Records
(begin)

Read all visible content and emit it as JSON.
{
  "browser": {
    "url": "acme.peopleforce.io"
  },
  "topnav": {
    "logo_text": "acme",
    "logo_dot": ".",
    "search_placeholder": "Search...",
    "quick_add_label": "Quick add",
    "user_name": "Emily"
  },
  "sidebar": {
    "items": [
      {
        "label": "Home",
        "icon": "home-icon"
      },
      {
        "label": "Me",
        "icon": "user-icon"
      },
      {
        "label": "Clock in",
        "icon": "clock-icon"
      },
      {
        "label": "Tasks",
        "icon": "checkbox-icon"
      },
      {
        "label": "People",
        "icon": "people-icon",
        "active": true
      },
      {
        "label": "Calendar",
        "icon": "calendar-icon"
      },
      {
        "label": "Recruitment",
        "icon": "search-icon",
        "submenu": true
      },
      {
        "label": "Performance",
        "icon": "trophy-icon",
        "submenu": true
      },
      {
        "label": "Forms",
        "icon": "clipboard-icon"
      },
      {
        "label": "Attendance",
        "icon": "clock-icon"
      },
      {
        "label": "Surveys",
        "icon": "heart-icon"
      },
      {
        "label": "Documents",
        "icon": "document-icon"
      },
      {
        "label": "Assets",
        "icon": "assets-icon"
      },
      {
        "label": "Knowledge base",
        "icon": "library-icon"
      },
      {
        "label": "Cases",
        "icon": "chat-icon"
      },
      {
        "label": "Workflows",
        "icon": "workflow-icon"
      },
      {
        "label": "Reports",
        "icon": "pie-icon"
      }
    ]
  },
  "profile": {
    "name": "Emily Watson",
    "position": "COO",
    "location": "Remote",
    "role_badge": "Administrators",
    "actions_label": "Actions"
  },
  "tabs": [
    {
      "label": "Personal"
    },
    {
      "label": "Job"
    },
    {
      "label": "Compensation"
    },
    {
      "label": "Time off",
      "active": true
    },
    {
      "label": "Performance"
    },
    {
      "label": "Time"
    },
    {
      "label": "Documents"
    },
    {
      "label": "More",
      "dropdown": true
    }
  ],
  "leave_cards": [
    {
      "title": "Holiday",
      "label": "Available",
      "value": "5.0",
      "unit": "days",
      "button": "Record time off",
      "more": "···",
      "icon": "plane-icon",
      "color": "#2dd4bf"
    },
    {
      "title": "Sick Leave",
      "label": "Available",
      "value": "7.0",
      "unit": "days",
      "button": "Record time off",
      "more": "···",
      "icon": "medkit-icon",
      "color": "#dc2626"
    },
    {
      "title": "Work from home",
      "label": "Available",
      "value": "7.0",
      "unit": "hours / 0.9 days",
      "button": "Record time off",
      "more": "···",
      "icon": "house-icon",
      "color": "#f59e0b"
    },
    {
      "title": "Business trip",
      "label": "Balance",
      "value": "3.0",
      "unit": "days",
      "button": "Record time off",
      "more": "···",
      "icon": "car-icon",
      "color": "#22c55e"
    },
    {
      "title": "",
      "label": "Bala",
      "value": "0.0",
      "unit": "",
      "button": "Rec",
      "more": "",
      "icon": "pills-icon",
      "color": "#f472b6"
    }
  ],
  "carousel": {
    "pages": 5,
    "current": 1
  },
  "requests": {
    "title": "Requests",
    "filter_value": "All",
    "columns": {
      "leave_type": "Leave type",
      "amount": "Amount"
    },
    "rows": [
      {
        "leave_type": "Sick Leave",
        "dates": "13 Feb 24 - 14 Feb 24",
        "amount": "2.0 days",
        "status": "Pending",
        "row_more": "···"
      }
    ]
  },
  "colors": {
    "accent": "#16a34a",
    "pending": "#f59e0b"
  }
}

(end)

Reproduce the data in its entirety, matching each character.

Expected answer:
Read all visible content and emit it as JSON.
{
  "browser": {
    "url": "acme.peopleforce.io"
  },
  "topnav": {
    "logo_text": "acme",
    "logo_dot": ".",
    "search_placeholder": "Search...",
    "quick_add_label": "Quick add",
    "user_name": "Emily"
  },
  "sidebar": {
    "items": [
      {
        "label": "Home",
        "icon": "home-icon"
      },
      {
        "label": "Me",
        "icon": "user-icon"
      },
      {
        "label": "Clock in",
        "icon": "clock-icon"
      },
      {
        "label": "Tasks",
        "icon": "checkbox-icon"
      },
      {
        "label": "People",
        "icon": "people-icon",
        "active": true
      },
      {
        "label": "Calendar",
        "icon": "calendar-icon"
      },
      {
        "label": "Recruitment",
        "icon": "search-icon",
        "submenu": true
      },
      {
        "label": "Performance",
        "icon": "trophy-icon",
        "submenu": true
      },
      {
        "label": "Forms",
        "icon": "clipboard-icon"
      },
      {
        "label": "Attendance",
        "icon": "clock-icon"
      },
      {
        "label": "Surveys",
        "icon": "heart-icon"
      },
      {
        "label": "Documents",
        "icon": "document-icon"
      },
      {
        "label": "Assets",
        "icon": "assets-icon"
      },
      {
        "label": "Knowledge base",
        "icon": "library-icon"
      },
      {
        "label": "Cases",
        "icon": "chat-icon"
      },
      {
        "label": "Workflows",
        "icon": "workflow-icon"
      },
      {
        "label": "Reports",
        "icon": "pie-icon"
      }
    ]
  },
  "profile": {
    "name": "Emily Watson",
    "position": "COO",
    "location": "Remote",
    "role_badge": "Administrators",
    "actions_label": "Actions"
  },
  "tabs": [
    {
      "label": "Personal"
    },
    {
      "label": "Job"
    },
    {
      "label": "Compensation"
    },
    {
      "label": "Time off",
      "active": true
    },
    {
      "label": "Performance"
    },
    {
      "label": "Time"
    },
    {
      "label": "Documents"
    },
    {
      "label": "More",
      "dropdown": true
    }
  ],
  "leave_cards": [
    {
      "title": "Holiday",
      "label": "Available",
      "value": "5.0",
      "unit": "days",
      "button": "Record time off",
      "more": "···",
      "icon": "plane-icon",
      "color": "#2dd4bf"
    },
    {
      "title": "Sick Leave",
      "label": "Available",
      "value": "7.0",
      "unit": "days",
      "button": "Record time off",
      "more": "···",
      "icon": "medkit-icon",
      "color": "#dc2626"
    },
    {
      "title": "Work from home",
      "label": "Available",
      "value": "7.0",
      "unit": "hours / 0.9 days",
      "button": "Record time off",
      "more": "···",
      "icon": "house-icon",
      "color": "#f59e0b"
    },
    {
      "title": "Business trip",
      "label": "Balance",
      "value": "3.0",
      "unit": "days",
      "button": "Record time off",
      "more": "···",
      "icon": "car-icon",
      "color": "#22c55e"
    },
    {
      "title": "",
      "label": "Bala",
      "value": "0.0",
      "unit": "",
      "button": "Rec",
      "more": "",
      "icon": "pills-icon",
      "color": "#f472b6"
    }
  ],
  "carousel": {
    "pages": 5,
    "current": 1
  },
  "requests": {
    "title": "Requests",
    "filter_value": "All",
    "columns": {
      "leave_type": "Leave type",
      "amount": "Amount"
    },
    "rows": [
      {
        "leave_type": "Sick Leave",
        "dates": "13 Feb 24 - 14 Feb 24",
        "amount": "2.0 days",
        "status": "Pending",
        "row_more": "···"
      }
    ]
  },
  "colors": {
    "accent": "#16a34a",
    "pending": "#f59e0b"
  }
}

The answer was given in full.